* _Written instruction_:
Quote every line below exactly as it reads.

━━ Supplied records

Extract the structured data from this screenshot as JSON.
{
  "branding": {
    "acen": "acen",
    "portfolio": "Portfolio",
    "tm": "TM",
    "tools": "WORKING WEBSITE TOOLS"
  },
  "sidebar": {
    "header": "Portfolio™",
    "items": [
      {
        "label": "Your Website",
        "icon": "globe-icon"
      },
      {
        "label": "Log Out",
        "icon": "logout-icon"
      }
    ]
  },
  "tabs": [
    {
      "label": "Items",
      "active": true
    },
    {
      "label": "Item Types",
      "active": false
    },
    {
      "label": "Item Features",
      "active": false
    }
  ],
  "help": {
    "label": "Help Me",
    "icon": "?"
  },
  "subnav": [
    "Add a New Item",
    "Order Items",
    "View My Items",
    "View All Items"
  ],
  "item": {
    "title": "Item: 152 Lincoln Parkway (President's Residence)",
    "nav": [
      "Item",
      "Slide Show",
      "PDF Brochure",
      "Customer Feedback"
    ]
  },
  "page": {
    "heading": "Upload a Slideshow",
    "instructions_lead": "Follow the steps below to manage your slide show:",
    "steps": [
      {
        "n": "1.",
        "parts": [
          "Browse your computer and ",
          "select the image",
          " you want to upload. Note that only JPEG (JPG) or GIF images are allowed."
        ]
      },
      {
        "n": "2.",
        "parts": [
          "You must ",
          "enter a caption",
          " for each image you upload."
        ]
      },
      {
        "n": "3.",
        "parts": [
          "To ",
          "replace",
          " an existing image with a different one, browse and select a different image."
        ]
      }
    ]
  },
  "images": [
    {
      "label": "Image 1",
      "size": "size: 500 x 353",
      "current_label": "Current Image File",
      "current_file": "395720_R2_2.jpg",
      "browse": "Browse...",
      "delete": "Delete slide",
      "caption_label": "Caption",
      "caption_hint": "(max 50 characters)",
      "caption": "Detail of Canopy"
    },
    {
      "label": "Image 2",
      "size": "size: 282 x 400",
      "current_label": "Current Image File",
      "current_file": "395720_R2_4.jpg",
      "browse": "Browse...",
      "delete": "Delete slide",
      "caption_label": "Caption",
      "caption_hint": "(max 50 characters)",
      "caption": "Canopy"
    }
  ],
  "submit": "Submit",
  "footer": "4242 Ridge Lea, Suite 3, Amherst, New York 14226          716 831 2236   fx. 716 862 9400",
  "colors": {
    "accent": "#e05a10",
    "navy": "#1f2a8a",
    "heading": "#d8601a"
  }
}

━━━━

* _Task response_:
Extract the structured data from this screenshot as JSON.
{
  "branding": {
    "acen": "acen",
    "portfolio": "Portfolio",
    "tm": "TM",
    "tools": "WORKING WEBSITE TOOLS"
  },
  "sidebar": {
    "header": "Portfolio™",
    "items": [
      {
        "label": "Your Website",
        "icon": "globe-icon"
      },
      {
        "label": "Log Out",
        "icon": "logout-icon"
      }
    ]
  },
  "tabs": [
    {
      "label": "Items",
      "active": true
    },
    {
      "label": "Item Types",
      "active": false
    },
    {
      "label": "Item Features",
      "active": false
    }
  ],
  "help": {
    "label": "Help Me",
    "icon": "?"
  },
  "subnav": [
    "Add a New Item",
    "Order Items",
    "View My Items",
    "View All Items"
  ],
  "item": {
    "title": "Item: 152 Lincoln Parkway (President's Residence)",
    "nav": [
      "Item",
      "Slide Show",
      "PDF Brochure",
      "Customer Feedback"
    ]
  },
  "page": {
    "heading": "Upload a Slideshow",
    "instructions_lead": "Follow the steps below to manage your slide show:",
    "steps": [
      {
        "n": "1.",
        "parts": [
          "Browse your computer and ",
          "select the image",
          " you want to upload. Note that only JPEG (JPG) or GIF images are allowed."
        ]
      },
      {
        "n": "2.",
        "parts": [
          "You must ",
          "enter a caption",
          " for each image you upload."
        ]
      },
      {
        "n": "3.",
        "parts": [
          "To ",
          "replace",
          " an existing image with a different one, browse and select a different image."
        ]
      }
    ]
  },
  "images": [
    {
      "label": "Image 1",
      "size": "size: 500 x 353",
      "current_label": "Current Image File",
      "current_file": "395720_R2_2.jpg",
      "browse": "Browse...",
      "delete": "Delete slide",
      "caption_label": "Caption",
      "caption_hint": "(max 50 characters)",
      "caption": "Detail of Canopy"
    },
    {
      "label": "Image 2",
      "size": "size: 282 x 400",
      "current_label": "Current Image File",
      "current_file": "395720_R2_4.jpg",
      "browse": "Browse...",
      "delete": "Delete slide",
      "caption_label": "Caption",
      "caption_hint": "(max 50 characters)",
      "caption": "Canopy"
    }
  ],
  "submit": "Submit",
  "footer": "4242 Ridge Lea, Suite 3, Amherst, New York 14226          716 831 2236   fx. 716 862 9400",
  "colors": {
    "accent": "#e05a10",
    "navy": "#1f2a8a",
    "heading": "#d8601a"
  }
}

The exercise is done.